◆ Instructions to follow
Retype exactly the line holding "Enumerate this screenshot's" and each line that follows, down to the last one. Exclude pictures.

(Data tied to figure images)
########################################

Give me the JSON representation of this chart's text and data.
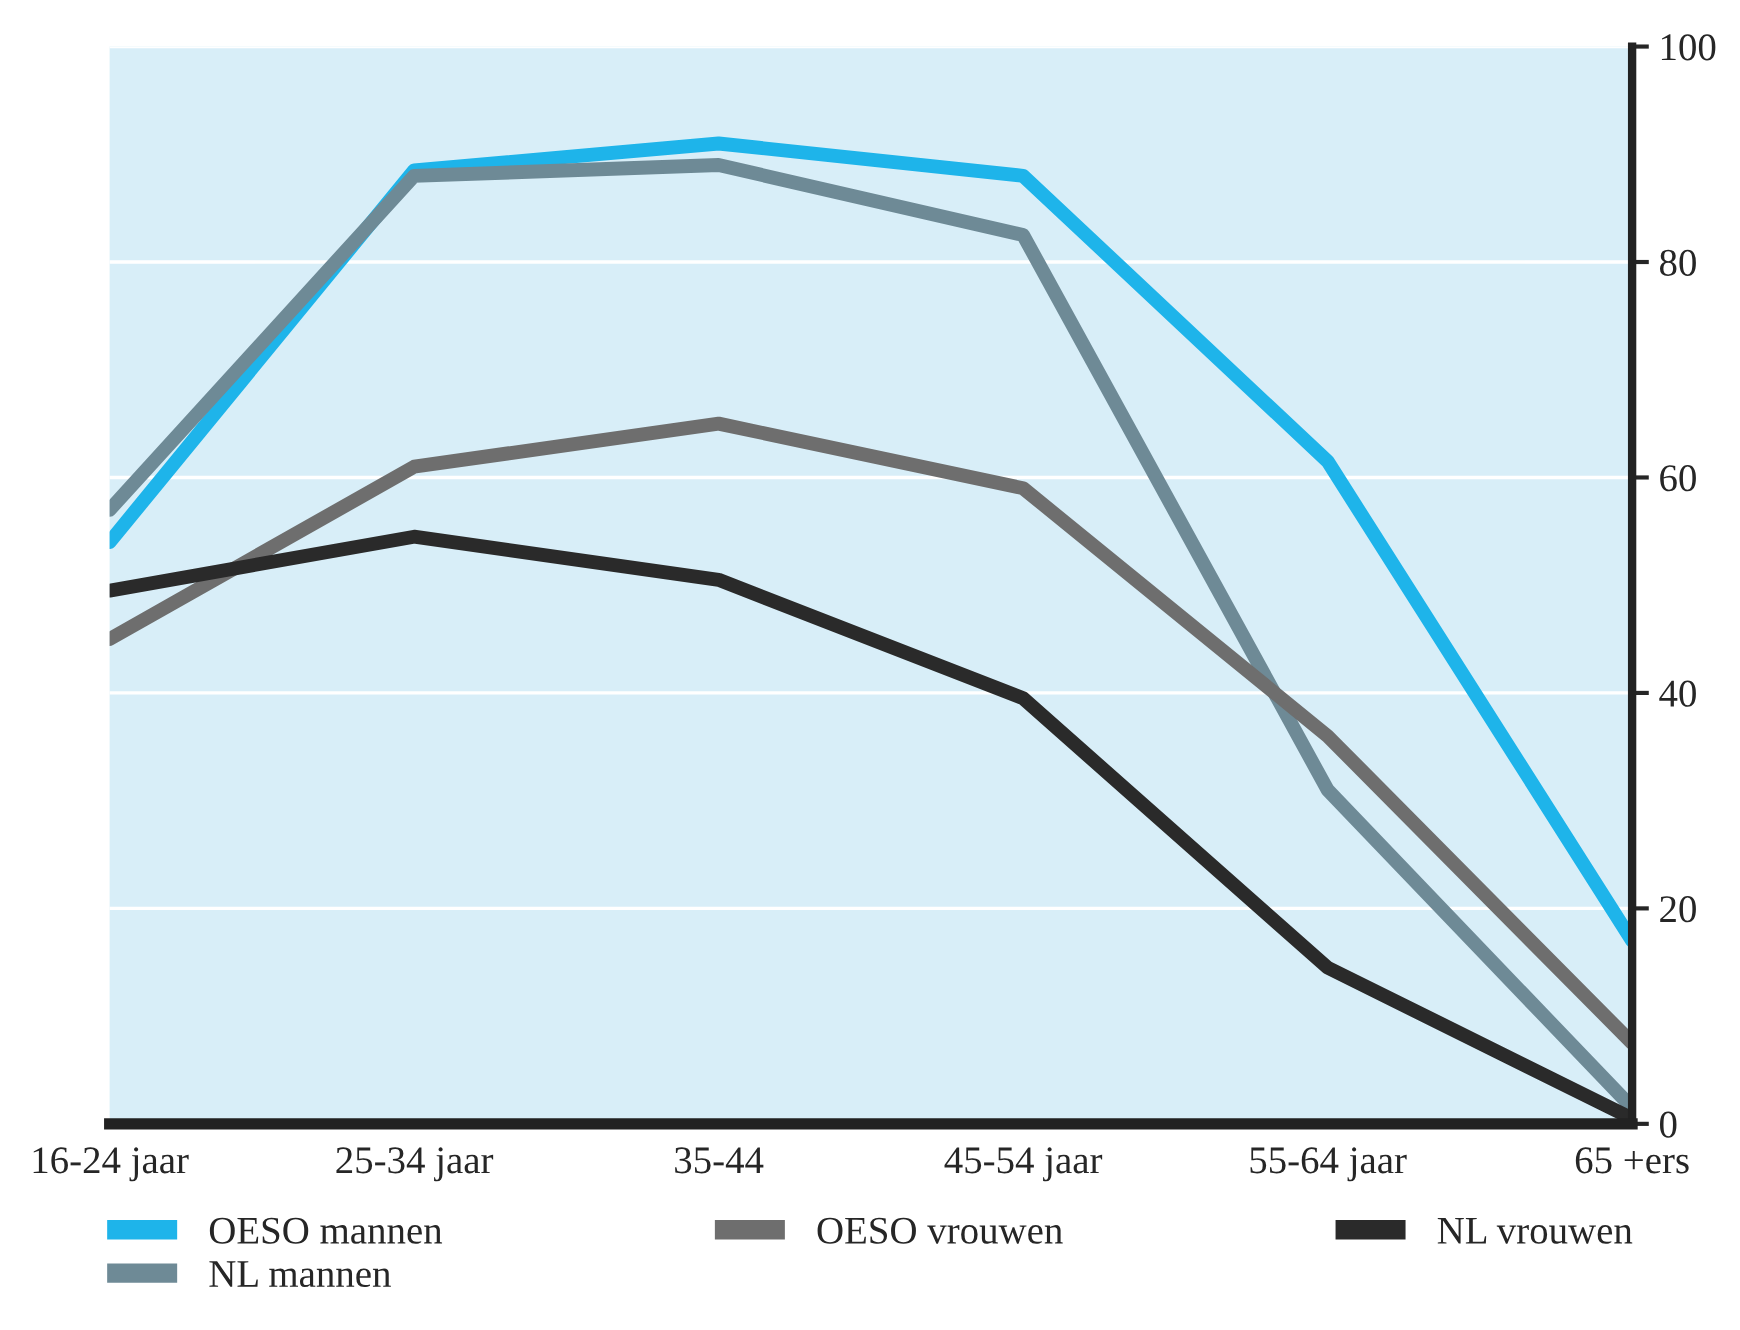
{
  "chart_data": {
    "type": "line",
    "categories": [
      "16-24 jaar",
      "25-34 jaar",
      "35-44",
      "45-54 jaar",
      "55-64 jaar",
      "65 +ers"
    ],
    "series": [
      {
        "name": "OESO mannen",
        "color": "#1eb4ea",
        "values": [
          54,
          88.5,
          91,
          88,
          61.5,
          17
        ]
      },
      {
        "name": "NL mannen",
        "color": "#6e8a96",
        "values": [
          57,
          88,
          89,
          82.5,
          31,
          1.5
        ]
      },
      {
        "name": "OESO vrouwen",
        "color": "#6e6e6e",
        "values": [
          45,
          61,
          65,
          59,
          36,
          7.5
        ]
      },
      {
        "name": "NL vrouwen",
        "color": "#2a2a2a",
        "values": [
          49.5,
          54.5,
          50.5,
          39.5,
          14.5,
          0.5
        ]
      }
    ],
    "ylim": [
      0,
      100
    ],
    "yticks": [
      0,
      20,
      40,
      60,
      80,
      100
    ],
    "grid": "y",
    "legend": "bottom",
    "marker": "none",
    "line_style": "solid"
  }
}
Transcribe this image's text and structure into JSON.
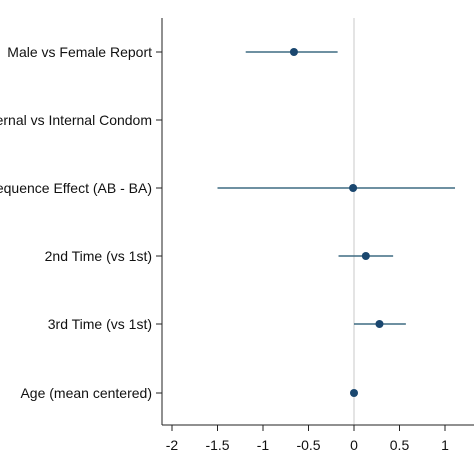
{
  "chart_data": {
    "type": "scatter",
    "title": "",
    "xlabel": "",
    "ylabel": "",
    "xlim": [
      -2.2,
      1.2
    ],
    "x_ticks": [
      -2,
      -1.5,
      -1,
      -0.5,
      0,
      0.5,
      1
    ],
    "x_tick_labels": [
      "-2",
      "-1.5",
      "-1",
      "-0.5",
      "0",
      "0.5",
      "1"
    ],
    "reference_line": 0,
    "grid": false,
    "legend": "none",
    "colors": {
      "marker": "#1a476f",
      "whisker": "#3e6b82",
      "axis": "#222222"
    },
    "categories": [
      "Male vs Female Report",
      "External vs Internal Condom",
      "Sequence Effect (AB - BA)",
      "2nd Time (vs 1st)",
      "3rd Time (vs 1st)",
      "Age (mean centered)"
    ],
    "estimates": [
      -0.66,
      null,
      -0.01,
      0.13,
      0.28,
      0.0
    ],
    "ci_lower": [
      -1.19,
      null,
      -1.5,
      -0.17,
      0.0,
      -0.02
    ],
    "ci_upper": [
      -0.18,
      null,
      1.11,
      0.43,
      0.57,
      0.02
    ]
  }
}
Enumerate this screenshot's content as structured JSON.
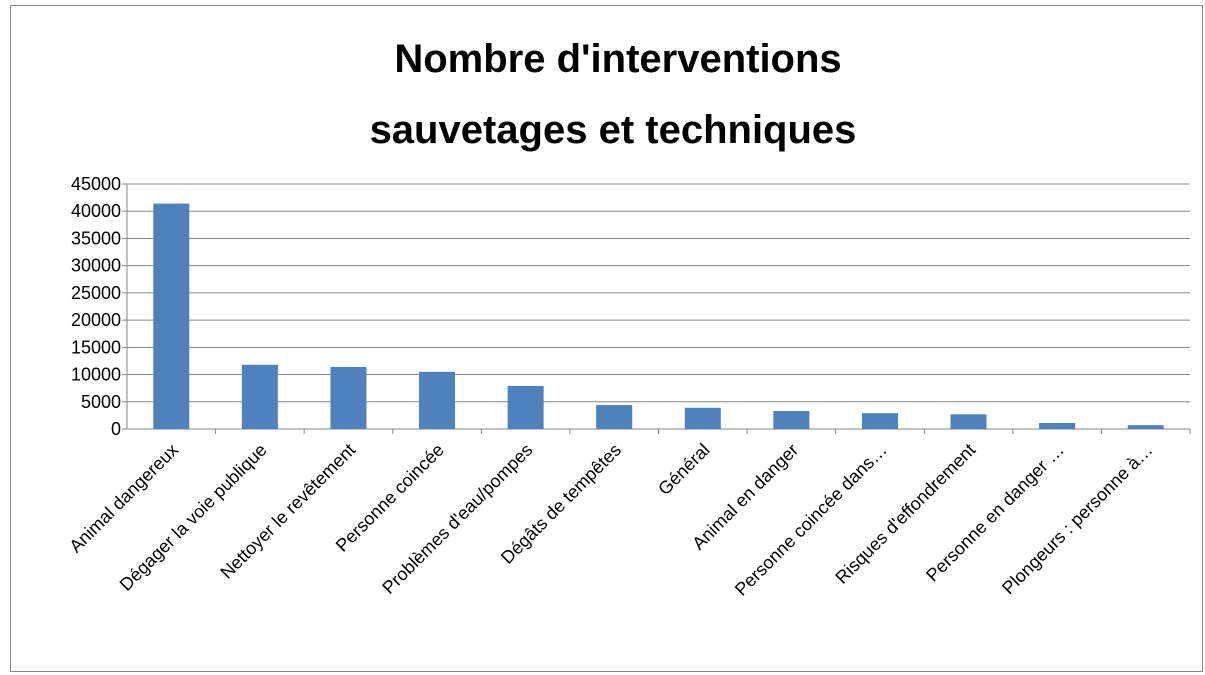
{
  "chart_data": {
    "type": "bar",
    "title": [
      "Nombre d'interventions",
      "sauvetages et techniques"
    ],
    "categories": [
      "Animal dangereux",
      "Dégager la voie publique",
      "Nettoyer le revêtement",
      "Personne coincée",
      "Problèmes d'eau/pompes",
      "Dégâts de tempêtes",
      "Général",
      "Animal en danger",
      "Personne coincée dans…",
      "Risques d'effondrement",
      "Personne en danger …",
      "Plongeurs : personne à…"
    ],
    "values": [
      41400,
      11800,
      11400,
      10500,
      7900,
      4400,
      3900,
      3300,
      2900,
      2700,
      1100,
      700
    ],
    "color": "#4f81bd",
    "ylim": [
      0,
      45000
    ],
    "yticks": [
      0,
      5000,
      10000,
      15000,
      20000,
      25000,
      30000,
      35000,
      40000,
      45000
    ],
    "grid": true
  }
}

########################################

◆ Task answer
Enumerate this screenshot's content as structured JSON.
{
  "chart_data": {
    "type": "bar",
    "title": [
      "Nombre d'interventions",
      "sauvetages et techniques"
    ],
    "categories": [
      "Animal dangereux",
      "Dégager la voie publique",
      "Nettoyer le revêtement",
      "Personne coincée",
      "Problèmes d'eau/pompes",
      "Dégâts de tempêtes",
      "Général",
      "Animal en danger",
      "Personne coincée dans…",
      "Risques d'effondrement",
      "Personne en danger …",
      "Plongeurs : personne à…"
    ],
    "values": [
      41400,
      11800,
      11400,
      10500,
      7900,
      4400,
      3900,
      3300,
      2900,
      2700,
      1100,
      700
    ],
    "color": "#4f81bd",
    "ylim": [
      0,
      45000
    ],
    "yticks": [
      0,
      5000,
      10000,
      15000,
      20000,
      25000,
      30000,
      35000,
      40000,
      45000
    ],
    "grid": true
  }
}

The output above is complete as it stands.